▶ [Work to be completed] Turn every line of the records below into a Markdown table with the columns Row and Record line, skipping blank lines and leaving out the pictures.
[Start Supplied data]
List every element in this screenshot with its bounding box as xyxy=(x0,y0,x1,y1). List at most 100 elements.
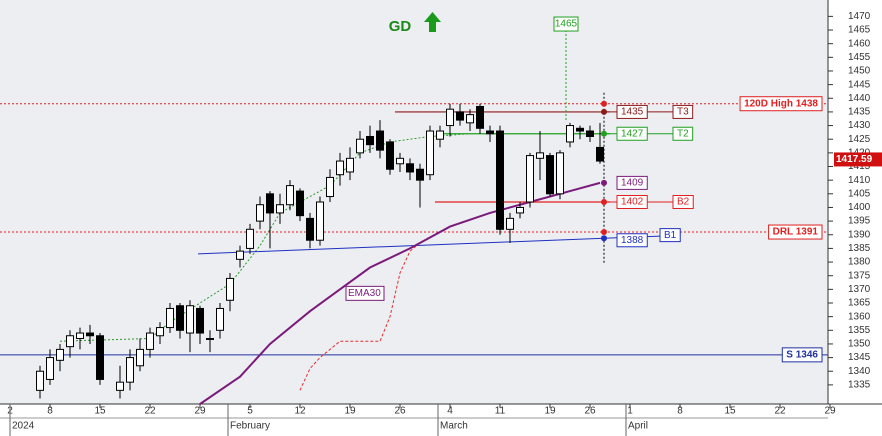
target-tag-box xyxy=(672,104,694,119)
trend-label: 1388 xyxy=(621,235,644,246)
candle-body xyxy=(436,130,444,140)
level-box xyxy=(781,347,823,363)
x-tick-label: 22 xyxy=(144,406,156,417)
y-tick-label: 1335 xyxy=(848,380,871,391)
candle-body xyxy=(486,130,494,135)
level-marker xyxy=(601,100,607,107)
target-tag-box xyxy=(672,195,694,209)
period-label: March xyxy=(440,421,468,432)
y-tick-label: 1345 xyxy=(848,352,871,363)
x-tick-label: 26 xyxy=(584,406,596,417)
target-label-box xyxy=(616,126,648,141)
target-tag: T3 xyxy=(677,107,689,118)
y-tick-label: 1435 xyxy=(848,107,871,118)
candle-body xyxy=(516,206,524,214)
y-tick-label: 1370 xyxy=(848,284,871,295)
candle-body xyxy=(456,111,464,121)
candle-body xyxy=(266,193,274,214)
peak-label: 1465 xyxy=(555,19,578,30)
y-tick-label: 1380 xyxy=(848,257,871,268)
ema-line xyxy=(199,181,601,405)
target-tag: B2 xyxy=(677,197,690,208)
candle-body xyxy=(56,348,64,361)
up-arrow xyxy=(424,12,441,32)
candle-body xyxy=(496,130,504,230)
x-tick-label: 4 xyxy=(447,406,453,417)
candle-body xyxy=(476,105,484,129)
level-label: DRL 1391 xyxy=(773,227,819,238)
x-tick-label: 8 xyxy=(47,406,53,417)
candle-body xyxy=(596,146,604,162)
y-tick-label: 1355 xyxy=(848,325,871,336)
period-label: April xyxy=(628,421,648,432)
y-tick-label: 1460 xyxy=(848,38,871,49)
x-tick-label: 29 xyxy=(194,406,206,417)
y-tick-label: 1340 xyxy=(848,366,871,377)
candle-body xyxy=(586,130,594,137)
candle-body xyxy=(226,277,234,301)
x-tick-label: 22 xyxy=(774,406,786,417)
candle-body xyxy=(346,157,354,173)
candle-body xyxy=(146,332,154,350)
candle-body xyxy=(426,130,434,176)
level-marker xyxy=(601,130,607,137)
trend-tag-box xyxy=(659,228,681,243)
candle-body xyxy=(356,138,364,154)
y-tick-label: 1385 xyxy=(848,243,871,254)
candle-body xyxy=(186,305,194,334)
level-marker xyxy=(601,108,607,115)
candle-body xyxy=(256,204,264,222)
x-tick-label: 8 xyxy=(677,406,683,417)
candle-body xyxy=(196,307,204,334)
stop-line xyxy=(299,242,421,391)
candle-body xyxy=(136,348,144,367)
plot-area xyxy=(0,0,828,404)
candle-body xyxy=(466,114,474,124)
y-tick-label: 1445 xyxy=(848,79,871,90)
candle-body xyxy=(406,163,414,173)
y-tick-label: 1410 xyxy=(848,175,871,186)
candle-body xyxy=(116,381,124,391)
candle-body xyxy=(46,357,54,380)
candle-body xyxy=(296,190,304,217)
y-tick-label: 1425 xyxy=(848,134,871,145)
level-marker xyxy=(601,199,607,205)
candle-body xyxy=(316,201,324,241)
candle-body xyxy=(326,176,334,198)
y-tick-label: 1365 xyxy=(848,298,871,309)
target-label: 1427 xyxy=(621,128,644,139)
candle-body xyxy=(126,357,134,383)
level-box xyxy=(768,224,823,240)
candle-body xyxy=(416,168,424,181)
candle-body xyxy=(276,204,284,214)
y-tick-label: 1395 xyxy=(848,216,871,227)
level-box xyxy=(739,96,823,112)
candle-body xyxy=(396,157,404,165)
y-tick-label: 1440 xyxy=(848,93,871,104)
x-tick-label: 12 xyxy=(294,406,306,417)
candle-body xyxy=(286,185,294,206)
level-marker xyxy=(601,229,607,236)
x-tick-label: 15 xyxy=(724,406,736,417)
y-tick-label: 1465 xyxy=(848,25,871,36)
x-tick-label: 1 xyxy=(627,406,633,417)
candle-body xyxy=(176,305,184,331)
target-tag-box xyxy=(672,126,694,141)
candle-body xyxy=(336,160,344,176)
x-tick-label: 5 xyxy=(247,406,253,417)
period-label: 2024 xyxy=(12,421,35,432)
y-tick-label: 1390 xyxy=(848,229,871,240)
y-tick-label: 1430 xyxy=(848,120,871,131)
trend-label-box xyxy=(616,233,648,248)
target-label: 1435 xyxy=(621,107,644,118)
y-tick-label: 1375 xyxy=(848,270,871,281)
peak-box xyxy=(553,16,579,32)
last-price: 1417.59 xyxy=(836,154,873,165)
x-tick-label: 15 xyxy=(94,406,106,417)
y-tick-label: 1415 xyxy=(848,161,871,172)
y-tick-label: 1350 xyxy=(848,339,871,350)
level-label: 120D High 1438 xyxy=(744,98,818,109)
candle-body xyxy=(376,130,384,151)
candle-body xyxy=(206,337,214,340)
candle-body xyxy=(446,108,454,127)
[End Supplied data]
▶ [Response to the exercise]
| Row | Record line |
|---|---|
| 1 | List every element in this screenshot with its bounding box as xyxy=(x0,y0,x1,y1). List at most 100 elements. |
| 2 | target-tag-box xyxy=(672,104,694,119) |
| 3 | trend-label: 1388 xyxy=(621,235,644,246) |
| 4 | candle-body xyxy=(436,130,444,140) |
| 5 | level-box xyxy=(781,347,823,363) |
| 6 | x-tick-label: 22 xyxy=(144,406,156,417) |
| 7 | y-tick-label: 1335 xyxy=(848,380,871,391) |
| 8 | candle-body xyxy=(486,130,494,135) |
| 9 | level-marker xyxy=(601,100,607,107) |
| 10 | target-tag-box xyxy=(672,195,694,209) |
| 11 | period-label: March xyxy=(440,421,468,432) |
| 12 | y-tick-label: 1345 xyxy=(848,352,871,363) |
| 13 | x-tick-label: 26 xyxy=(584,406,596,417) |
| 14 | target-label-box xyxy=(616,126,648,141) |
| 15 | target-tag: T3 xyxy=(677,107,689,118) |
| 16 | y-tick-label: 1435 xyxy=(848,107,871,118) |
| 17 | candle-body xyxy=(516,206,524,214) |
| 18 | y-tick-label: 1370 xyxy=(848,284,871,295) |
| 19 | candle-body xyxy=(456,111,464,121) |
| 20 | candle-body xyxy=(266,193,274,214) |
| 21 | peak-label: 1465 xyxy=(555,19,578,30) |
| 22 | y-tick-label: 1380 xyxy=(848,257,871,268) |
| 23 | ema-line xyxy=(199,181,601,405) |
| 24 | target-tag: B2 xyxy=(677,197,690,208) |
| 25 | candle-body xyxy=(56,348,64,361) |
| 26 | up-arrow xyxy=(424,12,441,32) |
| 27 | candle-body xyxy=(496,130,504,230) |
| 28 | x-tick-label: 4 xyxy=(447,406,453,417) |
| 29 | candle-body xyxy=(476,105,484,129) |
| 30 | level-label: DRL 1391 xyxy=(773,227,819,238) |
| 31 | x-tick-label: 8 xyxy=(47,406,53,417) |
| 32 | candle-body xyxy=(596,146,604,162) |
| 33 | y-tick-label: 1355 xyxy=(848,325,871,336) |
| 34 | period-label: April xyxy=(628,421,648,432) |
| 35 | y-tick-label: 1460 xyxy=(848,38,871,49) |
| 36 | x-tick-label: 29 xyxy=(194,406,206,417) |
| 37 | y-tick-label: 1340 xyxy=(848,366,871,377) |
| 38 | candle-body xyxy=(586,130,594,137) |
| 39 | candle-body xyxy=(226,277,234,301) |
| 40 | x-tick-label: 22 xyxy=(774,406,786,417) |
| 41 | candle-body xyxy=(346,157,354,173) |
| 42 | candle-body xyxy=(146,332,154,350) |
| 43 | candle-body xyxy=(426,130,434,176) |
| 44 | level-marker xyxy=(601,130,607,137) |
| 45 | trend-tag-box xyxy=(659,228,681,243) |
| 46 | candle-body xyxy=(356,138,364,154) |
| 47 | y-tick-label: 1385 xyxy=(848,243,871,254) |
| 48 | candle-body xyxy=(186,305,194,334) |
| 49 | level-marker xyxy=(601,108,607,115) |
| 50 | candle-body xyxy=(256,204,264,222) |
| 51 | x-tick-label: 8 xyxy=(677,406,683,417) |
| 52 | candle-body xyxy=(196,307,204,334) |
| 53 | stop-line xyxy=(299,242,421,391) |
| 54 | candle-body xyxy=(136,348,144,367) |
| 55 | plot-area xyxy=(0,0,828,404) |
| 56 | candle-body xyxy=(466,114,474,124) |
| 57 | y-tick-label: 1445 xyxy=(848,79,871,90) |
| 58 | candle-body xyxy=(406,163,414,173) |
| 59 | y-tick-label: 1410 xyxy=(848,175,871,186) |
| 60 | candle-body xyxy=(116,381,124,391) |
| 61 | candle-body xyxy=(46,357,54,380) |
| 62 | candle-body xyxy=(296,190,304,217) |
| 63 | y-tick-label: 1425 xyxy=(848,134,871,145) |
| 64 | level-marker xyxy=(601,199,607,205) |
| 65 | candle-body xyxy=(316,201,324,241) |
| 66 | candle-body xyxy=(326,176,334,198) |
| 67 | y-tick-label: 1365 xyxy=(848,298,871,309) |
| 68 | target-label: 1427 xyxy=(621,128,644,139) |
| 69 | candle-body xyxy=(126,357,134,383) |
| 70 | level-box xyxy=(768,224,823,240) |
| 71 | candle-body xyxy=(416,168,424,181) |
| 72 | candle-body xyxy=(276,204,284,214) |
| 73 | y-tick-label: 1395 xyxy=(848,216,871,227) |
| 74 | level-box xyxy=(739,96,823,112) |
| 75 | candle-body xyxy=(396,157,404,165) |
| 76 | y-tick-label: 1440 xyxy=(848,93,871,104) |
| 77 | x-tick-label: 12 xyxy=(294,406,306,417) |
| 78 | candle-body xyxy=(286,185,294,206) |
| 79 | level-marker xyxy=(601,229,607,236) |
| 80 | x-tick-label: 15 xyxy=(724,406,736,417) |
| 81 | y-tick-label: 1465 xyxy=(848,25,871,36) |
| 82 | x-tick-label: 1 xyxy=(627,406,633,417) |
| 83 | candle-body xyxy=(176,305,184,331) |
| 84 | target-tag-box xyxy=(672,126,694,141) |
| 85 | candle-body xyxy=(336,160,344,176) |
| 86 | x-tick-label: 5 xyxy=(247,406,253,417) |
| 87 | period-label: 2024 xyxy=(12,421,35,432) |
| 88 | y-tick-label: 1390 xyxy=(848,229,871,240) |
| 89 | y-tick-label: 1430 xyxy=(848,120,871,131) |
| 90 | trend-label-box xyxy=(616,233,648,248) |
| 91 | target-label: 1435 xyxy=(621,107,644,118) |
| 92 | y-tick-label: 1375 xyxy=(848,270,871,281) |
| 93 | peak-box xyxy=(553,16,579,32) |
| 94 | last-price: 1417.59 xyxy=(836,154,873,165) |
| 95 | x-tick-label: 15 xyxy=(94,406,106,417) |
| 96 | y-tick-label: 1415 xyxy=(848,161,871,172) |
| 97 | y-tick-label: 1350 xyxy=(848,339,871,350) |
| 98 | level-label: 120D High 1438 xyxy=(744,98,818,109) |
| 99 | candle-body xyxy=(376,130,384,151) |
| 100 | candle-body xyxy=(206,337,214,340) |
| 101 | candle-body xyxy=(446,108,454,127) |